§ **Task requirements**: Copy the lines that follow, keeping every character the same.

§ **Dataset records**:
BEGIN
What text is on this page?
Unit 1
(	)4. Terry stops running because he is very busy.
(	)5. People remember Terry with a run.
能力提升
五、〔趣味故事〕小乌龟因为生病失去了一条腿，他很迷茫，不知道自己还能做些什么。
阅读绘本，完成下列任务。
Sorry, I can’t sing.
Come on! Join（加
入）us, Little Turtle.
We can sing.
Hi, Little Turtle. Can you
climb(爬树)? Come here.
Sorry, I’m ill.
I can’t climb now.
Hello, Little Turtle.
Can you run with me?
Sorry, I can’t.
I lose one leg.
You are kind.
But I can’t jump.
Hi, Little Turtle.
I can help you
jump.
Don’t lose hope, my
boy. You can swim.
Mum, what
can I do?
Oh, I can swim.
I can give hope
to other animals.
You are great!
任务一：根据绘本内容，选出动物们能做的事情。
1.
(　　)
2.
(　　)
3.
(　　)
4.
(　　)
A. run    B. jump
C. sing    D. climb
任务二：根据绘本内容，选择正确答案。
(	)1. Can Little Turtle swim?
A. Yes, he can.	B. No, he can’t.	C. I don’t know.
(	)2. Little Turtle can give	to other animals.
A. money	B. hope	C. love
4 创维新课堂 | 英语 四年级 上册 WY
END
§ **Answer in full**:
What text is on this page?
Unit 1
(	)4. Terry stops running because he is very busy.
(	)5. People remember Terry with a run.
能力提升
五、〔趣味故事〕小乌龟因为生病失去了一条腿，他很迷茫，不知道自己还能做些什么。
阅读绘本，完成下列任务。
Sorry, I can’t sing.
Come on! Join（加
入）us, Little Turtle.
We can sing.
Hi, Little Turtle. Can you
climb(爬树)? Come here.
Sorry, I’m ill.
I can’t climb now.
Hello, Little Turtle.
Can you run with me?
Sorry, I can’t.
I lose one leg.
You are kind.
But I can’t jump.
Hi, Little Turtle.
I can help you
jump.
Don’t lose hope, my
boy. You can swim.
Mum, what
can I do?
Oh, I can swim.
I can give hope
to other animals.
You are great!
任务一：根据绘本内容，选出动物们能做的事情。
1.
(　　)
2.
(　　)
3.
(　　)
4.
(　　)
A. run    B. jump
C. sing    D. climb
任务二：根据绘本内容，选择正确答案。
(	)1. Can Little Turtle swim?
A. Yes, he can.	B. No, he can’t.	C. I don’t know.
(	)2. Little Turtle can give	to other animals.
A. money	B. hope	C. love
4 创维新课堂 | 英语 四年级 上册 WY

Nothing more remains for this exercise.